- DIRECTION -
State only the number of lines that contain the string "document".

- Recorded data -
"""
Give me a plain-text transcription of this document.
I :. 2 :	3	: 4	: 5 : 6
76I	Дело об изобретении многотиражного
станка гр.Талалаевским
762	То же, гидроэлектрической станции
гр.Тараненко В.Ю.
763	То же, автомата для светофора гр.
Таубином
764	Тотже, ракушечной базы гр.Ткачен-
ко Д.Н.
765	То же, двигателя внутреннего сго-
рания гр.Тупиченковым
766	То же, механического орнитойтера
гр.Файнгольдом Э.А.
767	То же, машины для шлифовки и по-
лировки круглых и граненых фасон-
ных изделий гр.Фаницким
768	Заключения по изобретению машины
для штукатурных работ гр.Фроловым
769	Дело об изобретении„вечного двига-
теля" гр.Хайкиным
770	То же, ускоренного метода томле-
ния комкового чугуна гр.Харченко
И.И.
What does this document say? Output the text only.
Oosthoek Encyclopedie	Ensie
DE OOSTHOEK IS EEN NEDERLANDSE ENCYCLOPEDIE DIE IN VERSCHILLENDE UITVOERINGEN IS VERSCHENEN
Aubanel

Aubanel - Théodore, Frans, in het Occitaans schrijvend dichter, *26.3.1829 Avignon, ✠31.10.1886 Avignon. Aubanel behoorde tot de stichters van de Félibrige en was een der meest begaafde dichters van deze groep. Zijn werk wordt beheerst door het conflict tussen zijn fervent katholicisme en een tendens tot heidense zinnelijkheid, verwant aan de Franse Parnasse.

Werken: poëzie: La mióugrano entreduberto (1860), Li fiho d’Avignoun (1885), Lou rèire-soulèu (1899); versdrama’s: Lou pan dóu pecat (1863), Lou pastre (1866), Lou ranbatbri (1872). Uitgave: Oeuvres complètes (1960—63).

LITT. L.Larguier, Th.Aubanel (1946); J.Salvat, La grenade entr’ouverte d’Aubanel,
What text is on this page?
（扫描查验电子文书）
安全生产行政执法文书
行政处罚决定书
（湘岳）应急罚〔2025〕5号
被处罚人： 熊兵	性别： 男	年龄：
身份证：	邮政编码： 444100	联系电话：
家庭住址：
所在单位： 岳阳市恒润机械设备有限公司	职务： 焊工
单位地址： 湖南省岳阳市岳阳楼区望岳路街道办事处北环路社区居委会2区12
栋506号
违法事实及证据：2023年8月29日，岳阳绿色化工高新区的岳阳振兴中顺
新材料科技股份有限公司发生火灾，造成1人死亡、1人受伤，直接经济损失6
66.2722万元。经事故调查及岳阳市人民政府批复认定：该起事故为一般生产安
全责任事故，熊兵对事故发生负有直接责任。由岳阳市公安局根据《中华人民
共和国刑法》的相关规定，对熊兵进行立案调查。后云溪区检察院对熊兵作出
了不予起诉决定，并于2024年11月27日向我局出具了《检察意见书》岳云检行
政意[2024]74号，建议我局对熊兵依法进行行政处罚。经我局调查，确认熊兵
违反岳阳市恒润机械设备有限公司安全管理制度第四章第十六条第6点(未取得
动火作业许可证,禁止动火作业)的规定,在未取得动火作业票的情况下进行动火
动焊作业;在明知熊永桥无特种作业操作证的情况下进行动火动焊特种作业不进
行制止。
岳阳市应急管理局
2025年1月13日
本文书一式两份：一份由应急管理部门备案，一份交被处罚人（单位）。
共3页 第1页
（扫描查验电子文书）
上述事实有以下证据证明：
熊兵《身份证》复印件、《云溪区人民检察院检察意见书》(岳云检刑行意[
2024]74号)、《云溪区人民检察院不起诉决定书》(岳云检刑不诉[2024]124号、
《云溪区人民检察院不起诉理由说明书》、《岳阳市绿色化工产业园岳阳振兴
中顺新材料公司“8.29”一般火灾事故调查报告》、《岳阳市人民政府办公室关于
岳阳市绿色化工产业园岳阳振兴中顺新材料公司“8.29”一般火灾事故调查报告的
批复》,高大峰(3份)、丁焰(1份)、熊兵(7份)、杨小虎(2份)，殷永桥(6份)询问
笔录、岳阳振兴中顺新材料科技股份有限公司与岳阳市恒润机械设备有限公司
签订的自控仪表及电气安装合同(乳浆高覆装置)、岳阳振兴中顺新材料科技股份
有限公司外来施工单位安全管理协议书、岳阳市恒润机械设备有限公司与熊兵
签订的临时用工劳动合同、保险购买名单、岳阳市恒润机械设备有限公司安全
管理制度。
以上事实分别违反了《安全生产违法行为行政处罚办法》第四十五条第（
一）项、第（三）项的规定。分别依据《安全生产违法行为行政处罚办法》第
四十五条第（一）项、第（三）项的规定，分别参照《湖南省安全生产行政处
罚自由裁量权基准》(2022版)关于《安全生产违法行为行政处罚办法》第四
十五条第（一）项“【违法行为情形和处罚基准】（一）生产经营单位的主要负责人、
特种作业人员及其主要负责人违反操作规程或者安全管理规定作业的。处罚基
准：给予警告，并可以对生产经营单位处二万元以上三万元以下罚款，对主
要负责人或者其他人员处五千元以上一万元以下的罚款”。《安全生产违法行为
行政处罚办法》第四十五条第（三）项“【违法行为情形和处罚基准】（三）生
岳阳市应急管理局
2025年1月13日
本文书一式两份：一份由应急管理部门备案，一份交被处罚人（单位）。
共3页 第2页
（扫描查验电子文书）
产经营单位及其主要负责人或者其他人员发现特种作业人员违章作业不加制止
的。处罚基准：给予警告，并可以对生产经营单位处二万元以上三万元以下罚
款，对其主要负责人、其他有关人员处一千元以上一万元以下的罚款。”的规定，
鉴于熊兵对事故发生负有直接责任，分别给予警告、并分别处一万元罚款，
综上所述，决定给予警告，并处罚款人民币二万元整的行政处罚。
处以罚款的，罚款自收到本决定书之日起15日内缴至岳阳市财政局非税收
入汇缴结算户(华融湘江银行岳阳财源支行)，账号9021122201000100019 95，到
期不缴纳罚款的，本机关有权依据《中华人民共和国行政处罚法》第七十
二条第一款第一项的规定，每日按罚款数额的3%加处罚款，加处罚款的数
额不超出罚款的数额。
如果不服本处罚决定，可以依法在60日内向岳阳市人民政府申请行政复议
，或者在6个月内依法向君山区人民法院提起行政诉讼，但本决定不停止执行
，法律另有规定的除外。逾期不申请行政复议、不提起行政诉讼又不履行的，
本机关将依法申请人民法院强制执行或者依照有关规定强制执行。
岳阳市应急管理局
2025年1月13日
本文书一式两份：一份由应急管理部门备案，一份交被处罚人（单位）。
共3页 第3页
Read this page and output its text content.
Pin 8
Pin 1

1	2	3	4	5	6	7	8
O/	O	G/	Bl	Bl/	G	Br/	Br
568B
"""
- CORRECT RESPONSE -
2